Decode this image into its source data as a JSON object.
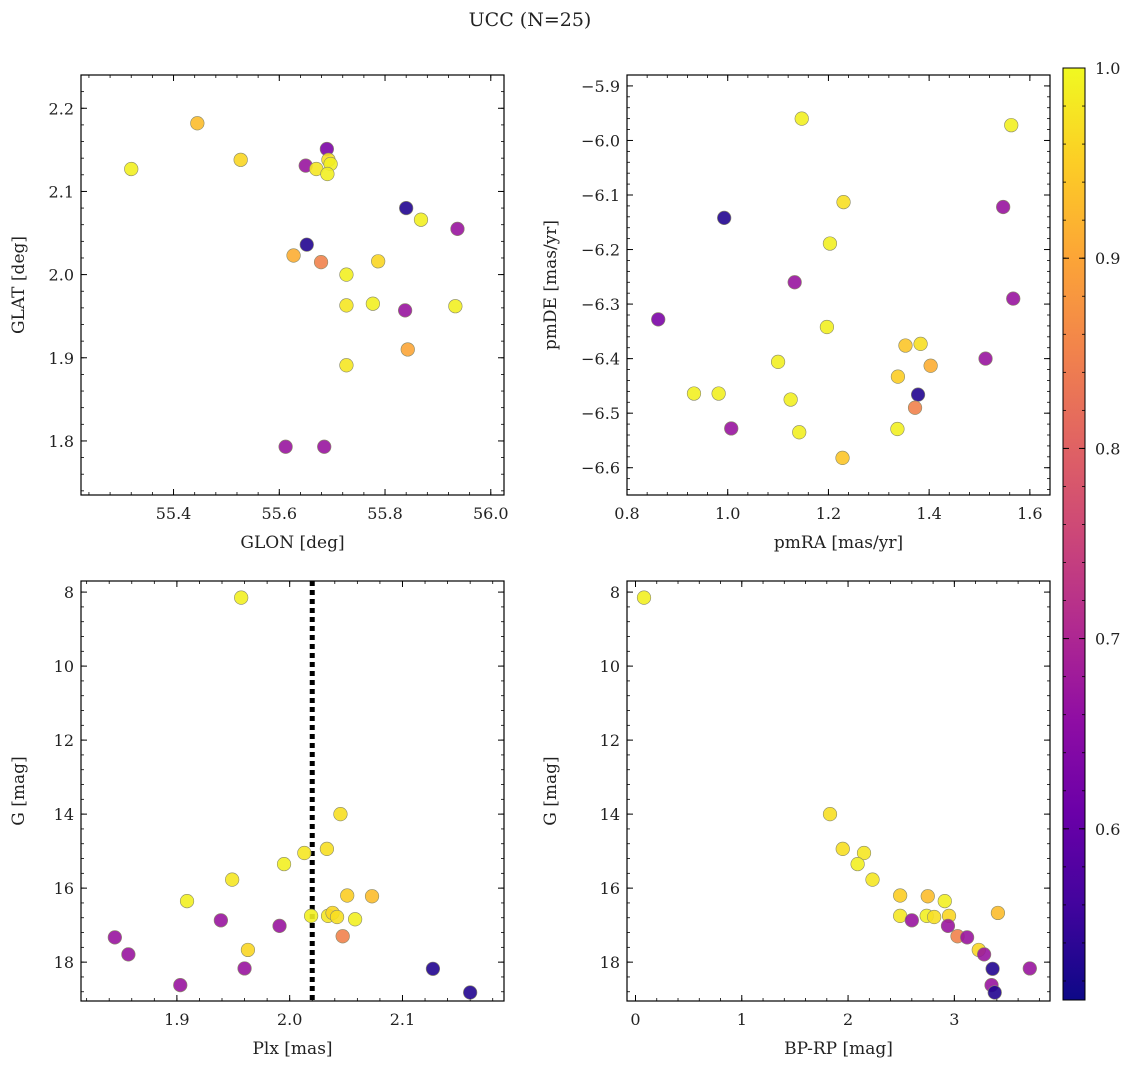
{
  "figure": {
    "suptitle": "UCC (N=25)"
  },
  "colorbar": {
    "range": [
      0.51,
      1.0
    ],
    "colormap": "plasma",
    "ticks": [
      0.6,
      0.7,
      0.8,
      0.9,
      1.0
    ],
    "tick_labels": [
      "0.6",
      "0.7",
      "0.8",
      "0.9",
      "1.0"
    ]
  },
  "chart_data": [
    {
      "type": "scatter",
      "xlabel": "GLON [deg]",
      "ylabel": "GLAT [deg]",
      "xlim": [
        55.225,
        56.025
      ],
      "ylim": [
        1.735,
        2.24
      ],
      "y_inverted": false,
      "xticks": [
        55.4,
        55.6,
        55.8,
        56.0
      ],
      "xtick_labels": [
        "55.4",
        "55.6",
        "55.8",
        "56.0"
      ],
      "yticks": [
        1.8,
        1.9,
        2.0,
        2.1,
        2.2
      ],
      "ytick_labels": [
        "1.8",
        "1.9",
        "2.0",
        "2.1",
        "2.2"
      ],
      "points": [
        {
          "x": 55.32,
          "y": 2.127,
          "c": 0.99
        },
        {
          "x": 55.445,
          "y": 2.182,
          "c": 0.93
        },
        {
          "x": 55.527,
          "y": 2.138,
          "c": 0.96
        },
        {
          "x": 55.65,
          "y": 2.131,
          "c": 0.67
        },
        {
          "x": 55.67,
          "y": 2.127,
          "c": 0.98
        },
        {
          "x": 55.69,
          "y": 2.151,
          "c": 0.63
        },
        {
          "x": 55.693,
          "y": 2.138,
          "c": 0.97
        },
        {
          "x": 55.697,
          "y": 2.133,
          "c": 0.99
        },
        {
          "x": 55.691,
          "y": 2.121,
          "c": 0.99
        },
        {
          "x": 55.652,
          "y": 2.036,
          "c": 0.53
        },
        {
          "x": 55.627,
          "y": 2.023,
          "c": 0.91
        },
        {
          "x": 55.679,
          "y": 2.015,
          "c": 0.85
        },
        {
          "x": 55.727,
          "y": 2.0,
          "c": 0.99
        },
        {
          "x": 55.787,
          "y": 2.016,
          "c": 0.96
        },
        {
          "x": 55.84,
          "y": 2.08,
          "c": 0.53
        },
        {
          "x": 55.868,
          "y": 2.066,
          "c": 0.99
        },
        {
          "x": 55.937,
          "y": 2.055,
          "c": 0.67
        },
        {
          "x": 55.727,
          "y": 1.963,
          "c": 0.98
        },
        {
          "x": 55.777,
          "y": 1.965,
          "c": 0.99
        },
        {
          "x": 55.838,
          "y": 1.957,
          "c": 0.67
        },
        {
          "x": 55.933,
          "y": 1.962,
          "c": 0.99
        },
        {
          "x": 55.843,
          "y": 1.91,
          "c": 0.9
        },
        {
          "x": 55.727,
          "y": 1.891,
          "c": 0.98
        },
        {
          "x": 55.612,
          "y": 1.793,
          "c": 0.67
        },
        {
          "x": 55.685,
          "y": 1.793,
          "c": 0.67
        }
      ]
    },
    {
      "type": "scatter",
      "xlabel": "pmRA [mas/yr]",
      "ylabel": "pmDE [mas/yr]",
      "xlim": [
        0.8,
        1.64
      ],
      "ylim": [
        -6.65,
        -5.88
      ],
      "y_inverted": false,
      "xticks": [
        0.8,
        1.0,
        1.2,
        1.4,
        1.6
      ],
      "xtick_labels": [
        "0.8",
        "1.0",
        "1.2",
        "1.4",
        "1.6"
      ],
      "yticks": [
        -6.6,
        -6.5,
        -6.4,
        -6.3,
        -6.2,
        -6.1,
        -6.0,
        -5.9
      ],
      "ytick_labels": [
        "−6.6",
        "−6.5",
        "−6.4",
        "−6.3",
        "−6.2",
        "−6.1",
        "−6.0",
        "−5.9"
      ],
      "points": [
        {
          "x": 1.147,
          "y": -5.96,
          "c": 0.99
        },
        {
          "x": 1.563,
          "y": -5.972,
          "c": 0.99
        },
        {
          "x": 0.993,
          "y": -6.142,
          "c": 0.53
        },
        {
          "x": 1.23,
          "y": -6.113,
          "c": 0.97
        },
        {
          "x": 1.203,
          "y": -6.189,
          "c": 0.99
        },
        {
          "x": 1.547,
          "y": -6.122,
          "c": 0.67
        },
        {
          "x": 1.133,
          "y": -6.26,
          "c": 0.67
        },
        {
          "x": 1.567,
          "y": -6.29,
          "c": 0.67
        },
        {
          "x": 0.862,
          "y": -6.328,
          "c": 0.63
        },
        {
          "x": 1.197,
          "y": -6.342,
          "c": 0.99
        },
        {
          "x": 1.1,
          "y": -6.406,
          "c": 0.99
        },
        {
          "x": 1.353,
          "y": -6.376,
          "c": 0.94
        },
        {
          "x": 1.383,
          "y": -6.373,
          "c": 0.97
        },
        {
          "x": 1.403,
          "y": -6.413,
          "c": 0.91
        },
        {
          "x": 1.512,
          "y": -6.4,
          "c": 0.67
        },
        {
          "x": 1.338,
          "y": -6.433,
          "c": 0.95
        },
        {
          "x": 0.933,
          "y": -6.464,
          "c": 0.99
        },
        {
          "x": 0.982,
          "y": -6.464,
          "c": 0.99
        },
        {
          "x": 1.125,
          "y": -6.475,
          "c": 0.99
        },
        {
          "x": 1.378,
          "y": -6.466,
          "c": 0.53
        },
        {
          "x": 1.372,
          "y": -6.49,
          "c": 0.85
        },
        {
          "x": 1.007,
          "y": -6.528,
          "c": 0.67
        },
        {
          "x": 1.142,
          "y": -6.535,
          "c": 0.99
        },
        {
          "x": 1.337,
          "y": -6.529,
          "c": 0.99
        },
        {
          "x": 1.228,
          "y": -6.582,
          "c": 0.94
        }
      ]
    },
    {
      "type": "scatter",
      "xlabel": "Plx [mas]",
      "ylabel": "G [mag]",
      "xlim": [
        1.815,
        2.19
      ],
      "ylim": [
        19.05,
        7.7
      ],
      "y_inverted": true,
      "vline": {
        "x": 2.02,
        "style": "dotted",
        "color": "#000000"
      },
      "xticks": [
        1.9,
        2.0,
        2.1
      ],
      "xtick_labels": [
        "1.9",
        "2.0",
        "2.1"
      ],
      "yticks": [
        8,
        10,
        12,
        14,
        16,
        18
      ],
      "ytick_labels": [
        "8",
        "10",
        "12",
        "14",
        "16",
        "18"
      ],
      "points": [
        {
          "x": 1.957,
          "y": 8.15,
          "c": 0.99
        },
        {
          "x": 2.045,
          "y": 14.0,
          "c": 0.97
        },
        {
          "x": 2.033,
          "y": 14.94,
          "c": 0.97
        },
        {
          "x": 2.013,
          "y": 15.05,
          "c": 0.98
        },
        {
          "x": 1.995,
          "y": 15.35,
          "c": 0.99
        },
        {
          "x": 1.949,
          "y": 15.77,
          "c": 0.98
        },
        {
          "x": 1.909,
          "y": 16.35,
          "c": 0.99
        },
        {
          "x": 2.051,
          "y": 16.2,
          "c": 0.95
        },
        {
          "x": 2.073,
          "y": 16.22,
          "c": 0.93
        },
        {
          "x": 2.019,
          "y": 16.75,
          "c": 0.99
        },
        {
          "x": 2.034,
          "y": 16.75,
          "c": 0.98
        },
        {
          "x": 2.038,
          "y": 16.67,
          "c": 0.96
        },
        {
          "x": 2.042,
          "y": 16.78,
          "c": 0.97
        },
        {
          "x": 2.058,
          "y": 16.84,
          "c": 0.99
        },
        {
          "x": 1.939,
          "y": 16.87,
          "c": 0.67
        },
        {
          "x": 1.991,
          "y": 17.02,
          "c": 0.67
        },
        {
          "x": 2.047,
          "y": 17.3,
          "c": 0.85
        },
        {
          "x": 1.845,
          "y": 17.33,
          "c": 0.67
        },
        {
          "x": 1.963,
          "y": 17.67,
          "c": 0.96
        },
        {
          "x": 1.857,
          "y": 17.79,
          "c": 0.67
        },
        {
          "x": 1.96,
          "y": 18.17,
          "c": 0.67
        },
        {
          "x": 2.127,
          "y": 18.18,
          "c": 0.53
        },
        {
          "x": 1.903,
          "y": 18.62,
          "c": 0.67
        },
        {
          "x": 2.16,
          "y": 18.82,
          "c": 0.53
        }
      ]
    },
    {
      "type": "scatter",
      "xlabel": "BP-RP [mag]",
      "ylabel": "G [mag]",
      "xlim": [
        -0.08,
        3.9
      ],
      "ylim": [
        19.05,
        7.7
      ],
      "y_inverted": true,
      "xticks": [
        0,
        1,
        2,
        3
      ],
      "xtick_labels": [
        "0",
        "1",
        "2",
        "3"
      ],
      "yticks": [
        8,
        10,
        12,
        14,
        16,
        18
      ],
      "ytick_labels": [
        "8",
        "10",
        "12",
        "14",
        "16",
        "18"
      ],
      "points": [
        {
          "x": 0.08,
          "y": 8.15,
          "c": 0.99
        },
        {
          "x": 1.83,
          "y": 14.0,
          "c": 0.97
        },
        {
          "x": 1.95,
          "y": 14.94,
          "c": 0.97
        },
        {
          "x": 2.15,
          "y": 15.05,
          "c": 0.98
        },
        {
          "x": 2.09,
          "y": 15.35,
          "c": 0.99
        },
        {
          "x": 2.23,
          "y": 15.77,
          "c": 0.98
        },
        {
          "x": 2.49,
          "y": 16.2,
          "c": 0.95
        },
        {
          "x": 2.75,
          "y": 16.22,
          "c": 0.93
        },
        {
          "x": 2.91,
          "y": 16.35,
          "c": 0.99
        },
        {
          "x": 3.41,
          "y": 16.67,
          "c": 0.93
        },
        {
          "x": 2.49,
          "y": 16.75,
          "c": 0.98
        },
        {
          "x": 2.74,
          "y": 16.75,
          "c": 0.99
        },
        {
          "x": 2.81,
          "y": 16.78,
          "c": 0.97
        },
        {
          "x": 2.95,
          "y": 16.75,
          "c": 0.96
        },
        {
          "x": 2.6,
          "y": 16.87,
          "c": 0.67
        },
        {
          "x": 2.94,
          "y": 17.02,
          "c": 0.67
        },
        {
          "x": 3.03,
          "y": 17.3,
          "c": 0.85
        },
        {
          "x": 3.12,
          "y": 17.33,
          "c": 0.67
        },
        {
          "x": 3.23,
          "y": 17.67,
          "c": 0.96
        },
        {
          "x": 3.28,
          "y": 17.79,
          "c": 0.67
        },
        {
          "x": 3.36,
          "y": 18.18,
          "c": 0.53
        },
        {
          "x": 3.71,
          "y": 18.17,
          "c": 0.67
        },
        {
          "x": 3.35,
          "y": 18.62,
          "c": 0.67
        },
        {
          "x": 3.38,
          "y": 18.82,
          "c": 0.53
        }
      ]
    }
  ]
}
+ + + + +
→ Problem to work on:
Tell how many lines of the data include the word "ylabel", and nothing else.

→ Response below:
4